#### DATASET ROWS
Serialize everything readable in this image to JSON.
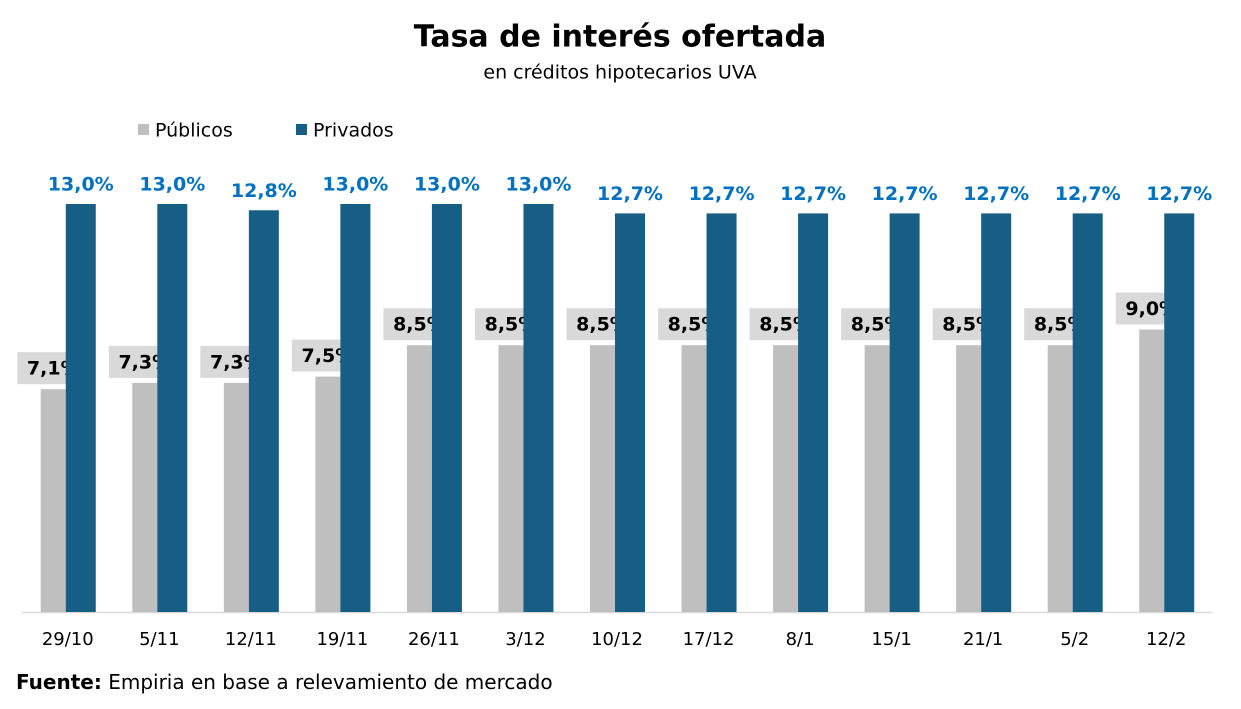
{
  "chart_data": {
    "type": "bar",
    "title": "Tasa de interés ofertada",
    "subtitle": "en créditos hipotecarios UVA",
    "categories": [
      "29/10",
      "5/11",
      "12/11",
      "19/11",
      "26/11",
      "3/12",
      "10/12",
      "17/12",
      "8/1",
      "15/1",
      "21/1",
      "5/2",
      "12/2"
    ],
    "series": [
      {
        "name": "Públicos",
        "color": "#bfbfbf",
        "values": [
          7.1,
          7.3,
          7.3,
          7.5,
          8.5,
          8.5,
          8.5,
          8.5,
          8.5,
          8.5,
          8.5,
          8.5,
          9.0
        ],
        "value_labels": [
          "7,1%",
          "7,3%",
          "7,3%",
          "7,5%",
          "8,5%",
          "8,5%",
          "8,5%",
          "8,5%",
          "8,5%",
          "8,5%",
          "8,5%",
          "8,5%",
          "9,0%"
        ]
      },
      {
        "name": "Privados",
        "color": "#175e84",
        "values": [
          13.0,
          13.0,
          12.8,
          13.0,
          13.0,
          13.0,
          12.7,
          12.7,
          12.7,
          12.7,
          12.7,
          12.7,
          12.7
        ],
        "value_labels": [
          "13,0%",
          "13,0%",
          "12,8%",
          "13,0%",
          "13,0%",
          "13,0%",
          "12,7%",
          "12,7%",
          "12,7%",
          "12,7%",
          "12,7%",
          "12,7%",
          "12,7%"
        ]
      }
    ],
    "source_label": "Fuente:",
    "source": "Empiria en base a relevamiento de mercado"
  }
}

==

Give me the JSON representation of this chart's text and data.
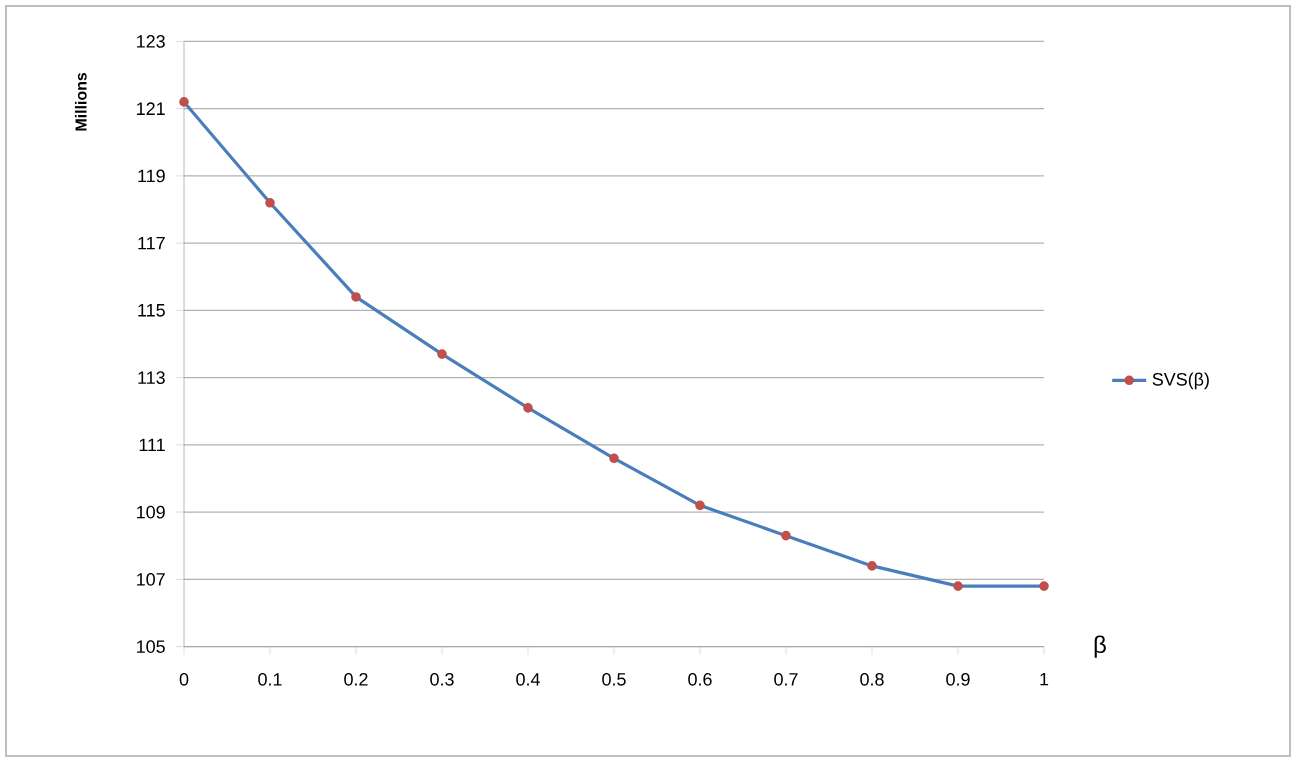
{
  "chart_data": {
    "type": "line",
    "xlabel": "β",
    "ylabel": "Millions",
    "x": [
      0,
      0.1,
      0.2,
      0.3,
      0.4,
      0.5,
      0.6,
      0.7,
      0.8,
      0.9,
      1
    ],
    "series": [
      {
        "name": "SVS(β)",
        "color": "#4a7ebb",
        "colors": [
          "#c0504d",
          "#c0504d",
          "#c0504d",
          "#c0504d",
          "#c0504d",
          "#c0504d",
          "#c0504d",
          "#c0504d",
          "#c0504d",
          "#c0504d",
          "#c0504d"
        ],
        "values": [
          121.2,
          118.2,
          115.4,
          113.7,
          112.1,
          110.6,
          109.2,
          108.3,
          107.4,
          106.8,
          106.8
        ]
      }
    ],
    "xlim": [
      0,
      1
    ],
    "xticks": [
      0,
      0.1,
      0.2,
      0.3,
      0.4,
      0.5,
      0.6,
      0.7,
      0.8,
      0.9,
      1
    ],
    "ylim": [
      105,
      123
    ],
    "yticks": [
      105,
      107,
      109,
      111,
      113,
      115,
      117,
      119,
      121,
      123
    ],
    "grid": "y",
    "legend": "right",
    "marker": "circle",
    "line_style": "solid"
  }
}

#### REQUEST
Each line above that holds the string "name" should be copied and shown.

#### TASK ANSWER
        "name": "Públicos",
        "name": "Privados",
        "name": "SVS(β)",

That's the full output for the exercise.